## PROBLEM DESCRIPTION:
Tally the lines containing the word "trace", and report the tally alone.

## RECORD EXCERPTS:
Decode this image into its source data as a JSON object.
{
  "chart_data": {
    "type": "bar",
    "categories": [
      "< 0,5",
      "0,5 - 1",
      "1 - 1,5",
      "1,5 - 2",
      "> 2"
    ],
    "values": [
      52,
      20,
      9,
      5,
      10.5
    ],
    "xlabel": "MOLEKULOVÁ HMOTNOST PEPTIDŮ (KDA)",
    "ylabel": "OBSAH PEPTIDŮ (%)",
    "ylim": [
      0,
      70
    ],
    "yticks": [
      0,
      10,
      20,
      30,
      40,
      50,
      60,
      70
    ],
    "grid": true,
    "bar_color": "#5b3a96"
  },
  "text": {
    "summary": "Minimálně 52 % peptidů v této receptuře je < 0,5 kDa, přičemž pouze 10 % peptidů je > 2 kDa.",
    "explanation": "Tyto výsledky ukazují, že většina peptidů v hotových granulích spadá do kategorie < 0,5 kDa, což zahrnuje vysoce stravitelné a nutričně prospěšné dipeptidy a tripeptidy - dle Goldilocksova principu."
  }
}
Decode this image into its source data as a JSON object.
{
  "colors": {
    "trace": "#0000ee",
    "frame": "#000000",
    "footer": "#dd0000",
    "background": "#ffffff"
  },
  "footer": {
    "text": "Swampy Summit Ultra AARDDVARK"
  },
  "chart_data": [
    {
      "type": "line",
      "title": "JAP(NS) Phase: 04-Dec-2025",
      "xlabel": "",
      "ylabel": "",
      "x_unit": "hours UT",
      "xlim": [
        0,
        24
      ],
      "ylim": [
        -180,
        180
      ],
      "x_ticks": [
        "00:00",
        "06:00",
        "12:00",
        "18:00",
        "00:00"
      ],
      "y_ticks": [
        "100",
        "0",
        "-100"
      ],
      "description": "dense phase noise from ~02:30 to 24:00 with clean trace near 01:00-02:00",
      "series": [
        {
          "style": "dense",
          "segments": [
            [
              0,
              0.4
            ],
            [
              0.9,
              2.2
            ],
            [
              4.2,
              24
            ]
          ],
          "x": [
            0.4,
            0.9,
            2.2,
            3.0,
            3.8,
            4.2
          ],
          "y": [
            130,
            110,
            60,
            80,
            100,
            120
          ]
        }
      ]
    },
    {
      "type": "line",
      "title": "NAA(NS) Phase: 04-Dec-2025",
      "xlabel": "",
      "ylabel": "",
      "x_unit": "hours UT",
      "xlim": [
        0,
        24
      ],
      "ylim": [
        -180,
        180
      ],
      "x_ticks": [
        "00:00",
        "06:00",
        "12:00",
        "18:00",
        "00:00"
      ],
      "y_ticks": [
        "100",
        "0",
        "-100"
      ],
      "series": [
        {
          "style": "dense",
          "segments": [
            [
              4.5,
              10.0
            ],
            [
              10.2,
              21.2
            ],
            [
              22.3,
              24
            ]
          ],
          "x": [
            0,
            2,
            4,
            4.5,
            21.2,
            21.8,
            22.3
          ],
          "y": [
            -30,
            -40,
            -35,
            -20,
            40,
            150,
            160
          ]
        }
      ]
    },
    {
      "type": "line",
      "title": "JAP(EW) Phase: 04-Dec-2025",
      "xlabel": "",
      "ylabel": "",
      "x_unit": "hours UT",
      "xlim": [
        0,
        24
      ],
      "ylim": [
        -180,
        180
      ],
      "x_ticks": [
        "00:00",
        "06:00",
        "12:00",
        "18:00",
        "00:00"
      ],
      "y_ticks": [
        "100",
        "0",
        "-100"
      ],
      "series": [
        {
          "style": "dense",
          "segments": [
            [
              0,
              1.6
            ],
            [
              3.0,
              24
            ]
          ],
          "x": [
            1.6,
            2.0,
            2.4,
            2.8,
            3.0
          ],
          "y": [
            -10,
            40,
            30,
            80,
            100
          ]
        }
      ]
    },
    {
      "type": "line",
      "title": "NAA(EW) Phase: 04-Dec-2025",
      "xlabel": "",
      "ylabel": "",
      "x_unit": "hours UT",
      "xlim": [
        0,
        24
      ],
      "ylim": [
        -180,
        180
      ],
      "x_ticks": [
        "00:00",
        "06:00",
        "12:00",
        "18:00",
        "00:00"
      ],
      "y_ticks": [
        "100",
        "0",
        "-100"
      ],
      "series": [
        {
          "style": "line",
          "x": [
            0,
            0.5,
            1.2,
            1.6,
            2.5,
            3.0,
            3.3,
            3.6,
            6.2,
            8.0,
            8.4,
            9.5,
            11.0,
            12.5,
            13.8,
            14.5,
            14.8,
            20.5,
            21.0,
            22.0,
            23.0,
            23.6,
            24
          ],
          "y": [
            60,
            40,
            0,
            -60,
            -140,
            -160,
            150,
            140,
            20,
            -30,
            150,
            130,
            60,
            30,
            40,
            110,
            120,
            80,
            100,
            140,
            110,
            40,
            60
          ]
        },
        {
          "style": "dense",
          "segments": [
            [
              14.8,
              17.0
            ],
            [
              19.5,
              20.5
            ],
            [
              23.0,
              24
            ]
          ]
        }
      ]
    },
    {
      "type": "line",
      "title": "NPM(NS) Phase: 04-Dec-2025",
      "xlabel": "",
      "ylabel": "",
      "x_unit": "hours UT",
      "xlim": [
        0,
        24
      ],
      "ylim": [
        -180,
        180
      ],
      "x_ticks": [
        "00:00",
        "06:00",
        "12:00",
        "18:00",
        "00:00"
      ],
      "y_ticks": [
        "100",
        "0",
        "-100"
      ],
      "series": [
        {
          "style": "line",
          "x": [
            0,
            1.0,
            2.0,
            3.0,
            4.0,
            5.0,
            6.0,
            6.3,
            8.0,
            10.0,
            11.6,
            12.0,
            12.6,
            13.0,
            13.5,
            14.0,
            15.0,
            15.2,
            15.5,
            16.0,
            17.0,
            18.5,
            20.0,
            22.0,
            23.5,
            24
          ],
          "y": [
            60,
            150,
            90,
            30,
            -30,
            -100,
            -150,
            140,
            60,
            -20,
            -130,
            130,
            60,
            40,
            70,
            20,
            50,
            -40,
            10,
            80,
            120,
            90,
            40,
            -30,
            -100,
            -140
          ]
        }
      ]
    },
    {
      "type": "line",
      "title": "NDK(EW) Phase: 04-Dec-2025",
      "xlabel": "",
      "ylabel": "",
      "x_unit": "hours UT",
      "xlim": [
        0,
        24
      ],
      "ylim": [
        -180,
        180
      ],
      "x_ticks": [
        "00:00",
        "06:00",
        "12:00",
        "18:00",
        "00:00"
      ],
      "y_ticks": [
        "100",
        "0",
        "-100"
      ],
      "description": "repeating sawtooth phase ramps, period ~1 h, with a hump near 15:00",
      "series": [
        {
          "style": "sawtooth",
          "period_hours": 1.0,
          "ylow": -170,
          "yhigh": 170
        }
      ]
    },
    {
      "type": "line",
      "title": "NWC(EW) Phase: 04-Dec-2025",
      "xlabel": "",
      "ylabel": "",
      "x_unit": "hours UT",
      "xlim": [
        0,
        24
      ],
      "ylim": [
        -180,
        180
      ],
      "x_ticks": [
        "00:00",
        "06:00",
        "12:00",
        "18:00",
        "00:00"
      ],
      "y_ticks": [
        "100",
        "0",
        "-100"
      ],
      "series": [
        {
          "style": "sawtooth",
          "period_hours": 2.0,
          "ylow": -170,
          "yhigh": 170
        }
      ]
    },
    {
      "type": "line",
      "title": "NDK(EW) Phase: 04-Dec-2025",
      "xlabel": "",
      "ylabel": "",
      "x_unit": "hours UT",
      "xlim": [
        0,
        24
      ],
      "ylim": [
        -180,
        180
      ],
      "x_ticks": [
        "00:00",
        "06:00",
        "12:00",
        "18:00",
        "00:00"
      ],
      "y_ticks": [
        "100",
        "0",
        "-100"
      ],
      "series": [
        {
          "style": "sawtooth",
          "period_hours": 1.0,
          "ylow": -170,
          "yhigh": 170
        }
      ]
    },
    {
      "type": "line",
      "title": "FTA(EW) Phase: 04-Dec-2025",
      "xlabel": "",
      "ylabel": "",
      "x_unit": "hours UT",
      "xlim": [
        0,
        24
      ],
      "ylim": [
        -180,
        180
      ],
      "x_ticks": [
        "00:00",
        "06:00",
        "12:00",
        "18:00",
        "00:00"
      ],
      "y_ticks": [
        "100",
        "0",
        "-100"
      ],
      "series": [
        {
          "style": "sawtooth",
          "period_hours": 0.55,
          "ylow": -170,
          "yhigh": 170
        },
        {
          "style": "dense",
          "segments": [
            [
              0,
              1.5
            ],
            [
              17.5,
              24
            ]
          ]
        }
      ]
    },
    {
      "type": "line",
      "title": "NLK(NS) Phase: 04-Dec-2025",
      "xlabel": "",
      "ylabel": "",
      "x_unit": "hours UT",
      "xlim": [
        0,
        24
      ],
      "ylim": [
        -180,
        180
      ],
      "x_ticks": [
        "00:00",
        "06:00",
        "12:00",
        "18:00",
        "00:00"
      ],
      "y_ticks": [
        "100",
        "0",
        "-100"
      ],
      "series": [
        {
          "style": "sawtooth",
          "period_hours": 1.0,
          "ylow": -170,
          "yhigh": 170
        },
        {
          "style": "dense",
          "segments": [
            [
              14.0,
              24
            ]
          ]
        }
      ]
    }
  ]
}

## ANSWER TO THE PROBLEM:
2